**TASK PROMPT:**
Scan the records for the string "species"; copy each line where it occurs.

[START AVAILABLE DATA]

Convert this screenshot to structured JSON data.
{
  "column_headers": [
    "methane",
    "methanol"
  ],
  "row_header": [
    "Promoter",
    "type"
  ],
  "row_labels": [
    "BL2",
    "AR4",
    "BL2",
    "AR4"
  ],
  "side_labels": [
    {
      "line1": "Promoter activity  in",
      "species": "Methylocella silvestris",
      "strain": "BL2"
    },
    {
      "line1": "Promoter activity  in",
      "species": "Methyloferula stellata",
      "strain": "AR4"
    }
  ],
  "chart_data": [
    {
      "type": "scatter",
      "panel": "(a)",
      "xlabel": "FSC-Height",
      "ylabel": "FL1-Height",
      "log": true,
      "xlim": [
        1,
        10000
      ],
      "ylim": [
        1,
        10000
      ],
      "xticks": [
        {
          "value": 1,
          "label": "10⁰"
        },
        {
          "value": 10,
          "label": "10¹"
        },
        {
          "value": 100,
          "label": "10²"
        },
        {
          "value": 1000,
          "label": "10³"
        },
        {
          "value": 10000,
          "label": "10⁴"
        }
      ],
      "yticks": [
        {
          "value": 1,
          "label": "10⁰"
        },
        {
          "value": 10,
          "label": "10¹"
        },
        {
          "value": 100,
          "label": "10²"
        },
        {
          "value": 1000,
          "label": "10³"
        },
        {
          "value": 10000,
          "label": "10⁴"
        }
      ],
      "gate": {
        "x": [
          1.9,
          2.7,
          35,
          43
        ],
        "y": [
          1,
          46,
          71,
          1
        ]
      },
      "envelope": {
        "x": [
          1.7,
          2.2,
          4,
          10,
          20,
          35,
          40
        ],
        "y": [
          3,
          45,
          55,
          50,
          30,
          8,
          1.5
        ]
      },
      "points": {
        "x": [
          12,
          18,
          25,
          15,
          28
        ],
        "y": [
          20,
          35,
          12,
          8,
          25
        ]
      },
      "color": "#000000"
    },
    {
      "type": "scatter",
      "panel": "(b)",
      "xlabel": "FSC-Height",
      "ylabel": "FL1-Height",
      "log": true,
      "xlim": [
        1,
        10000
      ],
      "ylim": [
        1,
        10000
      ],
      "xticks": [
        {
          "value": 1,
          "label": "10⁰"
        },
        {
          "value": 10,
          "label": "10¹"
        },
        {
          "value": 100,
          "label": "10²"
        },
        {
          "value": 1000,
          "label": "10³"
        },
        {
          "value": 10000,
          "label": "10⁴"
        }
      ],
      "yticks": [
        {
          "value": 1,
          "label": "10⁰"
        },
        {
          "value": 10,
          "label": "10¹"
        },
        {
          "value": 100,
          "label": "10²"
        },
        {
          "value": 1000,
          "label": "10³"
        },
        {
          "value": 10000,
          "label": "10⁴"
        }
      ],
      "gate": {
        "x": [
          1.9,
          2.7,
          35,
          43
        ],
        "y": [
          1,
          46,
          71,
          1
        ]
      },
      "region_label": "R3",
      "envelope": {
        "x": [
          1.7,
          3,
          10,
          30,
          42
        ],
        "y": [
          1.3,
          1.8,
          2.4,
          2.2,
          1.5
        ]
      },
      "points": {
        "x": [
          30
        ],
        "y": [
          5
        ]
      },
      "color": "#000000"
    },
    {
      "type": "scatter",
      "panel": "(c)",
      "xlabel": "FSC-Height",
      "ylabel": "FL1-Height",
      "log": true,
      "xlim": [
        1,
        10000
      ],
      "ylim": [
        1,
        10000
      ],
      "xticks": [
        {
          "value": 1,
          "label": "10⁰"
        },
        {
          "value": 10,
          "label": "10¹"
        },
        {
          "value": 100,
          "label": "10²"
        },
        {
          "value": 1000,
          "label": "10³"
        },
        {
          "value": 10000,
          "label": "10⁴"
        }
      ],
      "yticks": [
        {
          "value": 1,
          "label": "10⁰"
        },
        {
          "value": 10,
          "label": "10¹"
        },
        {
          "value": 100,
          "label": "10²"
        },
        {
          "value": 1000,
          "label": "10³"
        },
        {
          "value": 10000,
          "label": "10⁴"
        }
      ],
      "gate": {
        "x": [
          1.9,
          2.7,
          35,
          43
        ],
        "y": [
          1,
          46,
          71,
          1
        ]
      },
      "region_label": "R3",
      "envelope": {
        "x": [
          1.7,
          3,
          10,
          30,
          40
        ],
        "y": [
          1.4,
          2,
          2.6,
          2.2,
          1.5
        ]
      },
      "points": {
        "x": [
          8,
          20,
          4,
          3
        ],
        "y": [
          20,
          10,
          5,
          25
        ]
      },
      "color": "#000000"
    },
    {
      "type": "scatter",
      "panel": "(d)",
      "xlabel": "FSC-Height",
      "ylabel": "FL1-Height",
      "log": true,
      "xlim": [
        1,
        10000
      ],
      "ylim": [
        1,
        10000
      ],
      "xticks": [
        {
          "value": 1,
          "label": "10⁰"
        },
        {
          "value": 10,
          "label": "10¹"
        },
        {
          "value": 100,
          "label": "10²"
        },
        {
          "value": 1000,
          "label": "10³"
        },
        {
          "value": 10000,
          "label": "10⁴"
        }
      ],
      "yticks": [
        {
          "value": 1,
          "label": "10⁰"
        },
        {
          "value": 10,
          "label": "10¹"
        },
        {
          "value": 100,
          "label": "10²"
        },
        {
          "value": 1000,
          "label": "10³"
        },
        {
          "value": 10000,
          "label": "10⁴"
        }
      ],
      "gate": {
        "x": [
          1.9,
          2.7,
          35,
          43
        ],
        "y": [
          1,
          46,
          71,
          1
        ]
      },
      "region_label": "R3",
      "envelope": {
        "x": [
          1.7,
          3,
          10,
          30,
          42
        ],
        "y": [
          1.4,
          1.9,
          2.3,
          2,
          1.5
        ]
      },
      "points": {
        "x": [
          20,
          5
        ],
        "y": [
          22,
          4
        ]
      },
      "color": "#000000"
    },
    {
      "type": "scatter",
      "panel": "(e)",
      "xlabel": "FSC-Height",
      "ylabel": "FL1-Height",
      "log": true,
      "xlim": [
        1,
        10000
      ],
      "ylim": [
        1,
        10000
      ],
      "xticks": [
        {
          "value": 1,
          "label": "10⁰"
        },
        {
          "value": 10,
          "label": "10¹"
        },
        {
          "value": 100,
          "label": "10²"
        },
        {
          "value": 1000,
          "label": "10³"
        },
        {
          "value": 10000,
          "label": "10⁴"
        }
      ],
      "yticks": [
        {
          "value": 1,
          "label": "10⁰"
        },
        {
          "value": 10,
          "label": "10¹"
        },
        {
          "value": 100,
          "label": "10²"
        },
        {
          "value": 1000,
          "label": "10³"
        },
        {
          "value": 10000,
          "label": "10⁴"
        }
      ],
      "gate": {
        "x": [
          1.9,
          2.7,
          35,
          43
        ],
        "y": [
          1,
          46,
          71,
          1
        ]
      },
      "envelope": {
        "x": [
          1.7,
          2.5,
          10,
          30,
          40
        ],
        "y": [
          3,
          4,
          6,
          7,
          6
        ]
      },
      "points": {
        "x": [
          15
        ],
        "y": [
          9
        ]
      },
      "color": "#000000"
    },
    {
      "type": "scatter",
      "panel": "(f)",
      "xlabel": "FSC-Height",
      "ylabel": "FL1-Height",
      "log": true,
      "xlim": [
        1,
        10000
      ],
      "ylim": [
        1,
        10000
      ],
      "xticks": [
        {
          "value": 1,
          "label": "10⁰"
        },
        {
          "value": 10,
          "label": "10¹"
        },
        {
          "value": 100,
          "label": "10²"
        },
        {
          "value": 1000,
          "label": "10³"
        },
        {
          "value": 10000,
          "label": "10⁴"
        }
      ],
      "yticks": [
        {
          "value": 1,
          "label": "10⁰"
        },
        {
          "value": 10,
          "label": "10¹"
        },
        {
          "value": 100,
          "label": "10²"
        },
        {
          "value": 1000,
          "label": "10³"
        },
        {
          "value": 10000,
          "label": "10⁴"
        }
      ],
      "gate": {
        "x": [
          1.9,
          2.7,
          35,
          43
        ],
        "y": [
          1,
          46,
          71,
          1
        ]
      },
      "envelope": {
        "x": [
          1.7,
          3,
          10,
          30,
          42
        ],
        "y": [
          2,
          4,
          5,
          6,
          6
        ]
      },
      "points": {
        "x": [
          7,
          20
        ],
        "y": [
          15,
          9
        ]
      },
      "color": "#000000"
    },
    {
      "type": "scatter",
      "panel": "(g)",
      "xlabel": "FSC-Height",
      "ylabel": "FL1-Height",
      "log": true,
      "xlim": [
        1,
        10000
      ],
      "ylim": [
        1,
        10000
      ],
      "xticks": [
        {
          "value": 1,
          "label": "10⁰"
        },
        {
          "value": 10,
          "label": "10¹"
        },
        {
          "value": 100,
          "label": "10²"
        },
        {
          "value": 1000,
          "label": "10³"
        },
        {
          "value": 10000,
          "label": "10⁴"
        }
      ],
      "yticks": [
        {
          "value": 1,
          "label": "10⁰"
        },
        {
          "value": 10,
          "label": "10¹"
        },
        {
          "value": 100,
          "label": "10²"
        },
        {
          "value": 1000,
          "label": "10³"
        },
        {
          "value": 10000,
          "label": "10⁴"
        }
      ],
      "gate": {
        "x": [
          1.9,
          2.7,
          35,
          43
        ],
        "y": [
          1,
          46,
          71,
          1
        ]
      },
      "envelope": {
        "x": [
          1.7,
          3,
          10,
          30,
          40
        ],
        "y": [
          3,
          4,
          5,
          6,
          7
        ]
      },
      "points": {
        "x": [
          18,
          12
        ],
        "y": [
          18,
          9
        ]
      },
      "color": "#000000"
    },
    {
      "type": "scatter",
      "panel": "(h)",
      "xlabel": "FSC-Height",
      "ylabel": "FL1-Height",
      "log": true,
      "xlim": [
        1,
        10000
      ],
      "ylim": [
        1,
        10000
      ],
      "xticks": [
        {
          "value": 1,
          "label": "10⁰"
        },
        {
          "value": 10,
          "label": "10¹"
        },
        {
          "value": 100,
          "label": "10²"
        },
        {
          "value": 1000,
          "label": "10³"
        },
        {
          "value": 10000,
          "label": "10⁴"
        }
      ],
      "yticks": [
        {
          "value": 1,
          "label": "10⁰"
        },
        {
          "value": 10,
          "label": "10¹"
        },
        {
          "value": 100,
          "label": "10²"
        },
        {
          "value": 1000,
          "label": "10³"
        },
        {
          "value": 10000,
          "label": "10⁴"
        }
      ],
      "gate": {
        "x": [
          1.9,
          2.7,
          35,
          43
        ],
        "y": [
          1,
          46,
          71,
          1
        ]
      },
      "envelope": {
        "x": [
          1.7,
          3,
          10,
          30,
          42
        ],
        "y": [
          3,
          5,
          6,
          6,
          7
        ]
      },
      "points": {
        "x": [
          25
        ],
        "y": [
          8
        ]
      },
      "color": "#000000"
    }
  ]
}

[END AVAILABLE DATA]

**RESPONSE:**
      "species": "Methylocella silvestris",
      "species": "Methyloferula stellata",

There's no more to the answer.